> [MATERIAL]:
--------
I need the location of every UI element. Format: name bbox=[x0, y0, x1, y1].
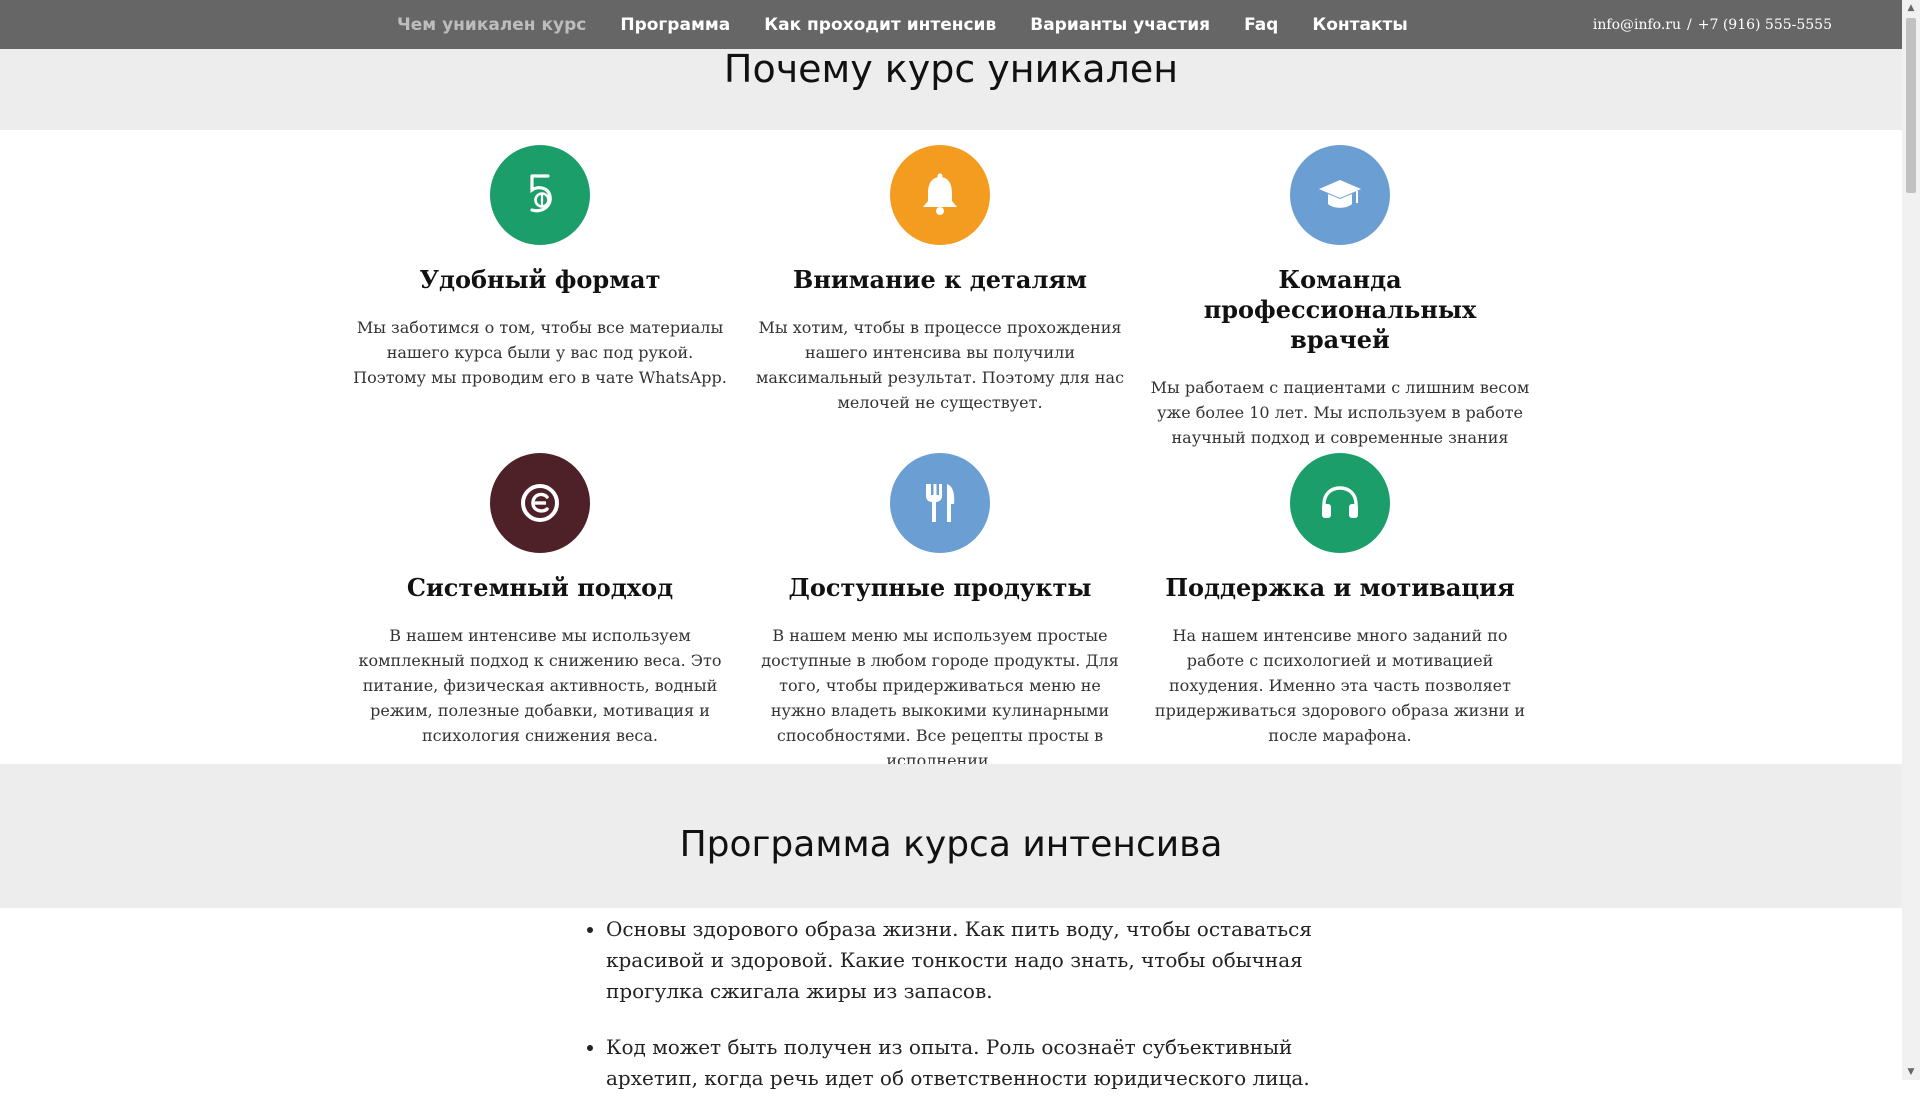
feature-card-doctors: Команда профессиональных врачей Мы работ… bbox=[1150, 145, 1530, 450]
feature-title: Внимание к деталям bbox=[793, 265, 1087, 294]
nav-item-how-it-works[interactable]: Как проходит интенсив bbox=[764, 15, 996, 35]
program-list: Основы здорового образа жизни. Как пить … bbox=[582, 908, 1342, 1119]
contact-separator: / bbox=[1687, 16, 1692, 33]
email-link[interactable]: info@info.ru bbox=[1593, 17, 1681, 33]
nav-item-unique[interactable]: Чем уникален курс bbox=[397, 15, 586, 35]
bell-icon bbox=[890, 145, 990, 245]
headphones-icon bbox=[1290, 453, 1390, 553]
five-icon bbox=[490, 145, 590, 245]
target-icon bbox=[490, 453, 590, 553]
feature-text: Мы работаем с пациентами с лишним весом … bbox=[1150, 378, 1530, 447]
fork-knife-icon bbox=[890, 453, 990, 553]
top-navbar: Чем уникален курс Программа Как проходит… bbox=[0, 0, 1902, 49]
main-nav: Чем уникален курс Программа Как проходит… bbox=[397, 0, 1442, 49]
feature-title: Доступные продукты bbox=[788, 573, 1092, 602]
scroll-up-icon[interactable]: ▲ bbox=[1902, 0, 1920, 16]
feature-card-format: Удобный формат Мы заботимся о том, чтобы… bbox=[350, 145, 730, 390]
page-scrollbar[interactable]: ▲ ▼ bbox=[1902, 0, 1920, 1080]
nav-item-faq[interactable]: Faq bbox=[1244, 15, 1278, 35]
scroll-down-icon[interactable]: ▼ bbox=[1902, 1064, 1920, 1080]
header-contact: info@info.ru / +7 (916) 555-5555 bbox=[1593, 0, 1832, 49]
feature-text: В нашем интенсиве мы используем комплекн… bbox=[358, 626, 722, 745]
feature-text: Мы хотим, чтобы в процессе прохождения н… bbox=[755, 318, 1125, 412]
nav-item-program[interactable]: Программа bbox=[620, 15, 730, 35]
feature-title: Удобный формат bbox=[419, 265, 661, 294]
phone-link[interactable]: +7 (916) 555-5555 bbox=[1698, 17, 1832, 33]
feature-title: Поддержка и мотивация bbox=[1165, 573, 1515, 602]
feature-card-products: Доступные продукты В нашем меню мы испол… bbox=[750, 453, 1130, 773]
feature-title: Команда профессиональных врачей bbox=[1203, 265, 1477, 354]
feature-text: На нашем интенсиве много заданий по рабо… bbox=[1154, 626, 1526, 745]
list-item: Код может быть получен из опыта. Роль ос… bbox=[606, 1032, 1342, 1094]
nav-item-contacts[interactable]: Контакты bbox=[1312, 15, 1407, 35]
list-item: Основы здорового образа жизни. Как пить … bbox=[606, 914, 1342, 1007]
feature-title: Системный подход bbox=[406, 573, 674, 602]
section-title-why: Почему курс уникален bbox=[723, 47, 1179, 91]
feature-card-support: Поддержка и мотивация На нашем интенсиве… bbox=[1150, 453, 1530, 748]
nav-item-participation[interactable]: Варианты участия bbox=[1030, 15, 1210, 35]
scrollbar-thumb[interactable] bbox=[1906, 18, 1916, 193]
feature-card-system: Системный подход В нашем интенсиве мы ис… bbox=[350, 453, 730, 748]
program-section-header: Программа курса интенсива bbox=[0, 764, 1902, 908]
graduation-cap-icon bbox=[1290, 145, 1390, 245]
section-title-program: Программа курса интенсива bbox=[679, 824, 1223, 865]
why-section-header: Почему курс уникален bbox=[0, 49, 1902, 130]
feature-text: Мы заботимся о том, чтобы все материалы … bbox=[353, 318, 727, 387]
feature-text: В нашем меню мы используем простые досту… bbox=[761, 626, 1119, 770]
feature-card-details: Внимание к деталям Мы хотим, чтобы в про… bbox=[750, 145, 1130, 415]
--------
> [STATED GOAL]: Reproduce every line of the listing above verbatim, leaving out the picture.

> [FULL ANSWER]:
I need the location of every UI element. Format: name bbox=[x0, y0, x1, y1].
feature-card-doctors: Команда профессиональных врачей Мы работ… bbox=[1150, 145, 1530, 450]
feature-title: Внимание к деталям bbox=[793, 265, 1087, 294]
nav-item-how-it-works[interactable]: Как проходит интенсив bbox=[764, 15, 996, 35]
program-list: Основы здорового образа жизни. Как пить … bbox=[582, 908, 1342, 1119]
contact-separator: / bbox=[1687, 16, 1692, 33]
email-link[interactable]: info@info.ru bbox=[1593, 17, 1681, 33]
nav-item-unique[interactable]: Чем уникален курс bbox=[397, 15, 586, 35]
bell-icon bbox=[890, 145, 990, 245]
headphones-icon bbox=[1290, 453, 1390, 553]
five-icon bbox=[490, 145, 590, 245]
target-icon bbox=[490, 453, 590, 553]
feature-text: Мы работаем с пациентами с лишним весом … bbox=[1150, 378, 1530, 447]
fork-knife-icon bbox=[890, 453, 990, 553]
top-navbar: Чем уникален курс Программа Как проходит… bbox=[0, 0, 1902, 49]
main-nav: Чем уникален курс Программа Как проходит… bbox=[397, 0, 1442, 49]
feature-title: Доступные продукты bbox=[788, 573, 1092, 602]
scroll-up-icon[interactable]: ▲ bbox=[1902, 0, 1920, 16]
feature-card-format: Удобный формат Мы заботимся о том, чтобы… bbox=[350, 145, 730, 390]
page-scrollbar[interactable]: ▲ ▼ bbox=[1902, 0, 1920, 1080]
nav-item-faq[interactable]: Faq bbox=[1244, 15, 1278, 35]
scroll-down-icon[interactable]: ▼ bbox=[1902, 1064, 1920, 1080]
header-contact: info@info.ru / +7 (916) 555-5555 bbox=[1593, 0, 1832, 49]
feature-text: В нашем интенсиве мы используем комплекн… bbox=[358, 626, 722, 745]
feature-text: Мы хотим, чтобы в процессе прохождения н… bbox=[755, 318, 1125, 412]
nav-item-program[interactable]: Программа bbox=[620, 15, 730, 35]
feature-title: Удобный формат bbox=[419, 265, 661, 294]
phone-link[interactable]: +7 (916) 555-5555 bbox=[1698, 17, 1832, 33]
feature-title: Поддержка и мотивация bbox=[1165, 573, 1515, 602]
feature-card-products: Доступные продукты В нашем меню мы испол… bbox=[750, 453, 1130, 773]
feature-title: Команда профессиональных врачей bbox=[1203, 265, 1477, 354]
feature-text: На нашем интенсиве много заданий по рабо… bbox=[1154, 626, 1526, 745]
list-item: Код может быть получен из опыта. Роль ос… bbox=[606, 1032, 1342, 1094]
nav-item-contacts[interactable]: Контакты bbox=[1312, 15, 1407, 35]
list-item: Основы здорового образа жизни. Как пить … bbox=[606, 914, 1342, 1007]
feature-title: Системный подход bbox=[406, 573, 674, 602]
section-title-why: Почему курс уникален bbox=[723, 47, 1179, 91]
feature-card-support: Поддержка и мотивация На нашем интенсиве… bbox=[1150, 453, 1530, 748]
nav-item-participation[interactable]: Варианты участия bbox=[1030, 15, 1210, 35]
scrollbar-thumb[interactable] bbox=[1906, 18, 1916, 193]
feature-card-system: Системный подход В нашем интенсиве мы ис… bbox=[350, 453, 730, 748]
program-section-header: Программа курса интенсива bbox=[0, 764, 1902, 908]
graduation-cap-icon bbox=[1290, 145, 1390, 245]
section-title-program: Программа курса интенсива bbox=[679, 824, 1223, 865]
why-section-header: Почему курс уникален bbox=[0, 49, 1902, 130]
feature-text: Мы заботимся о том, чтобы все материалы … bbox=[353, 318, 727, 387]
feature-text: В нашем меню мы используем простые досту… bbox=[761, 626, 1119, 770]
feature-card-details: Внимание к деталям Мы хотим, чтобы в про… bbox=[750, 145, 1130, 415]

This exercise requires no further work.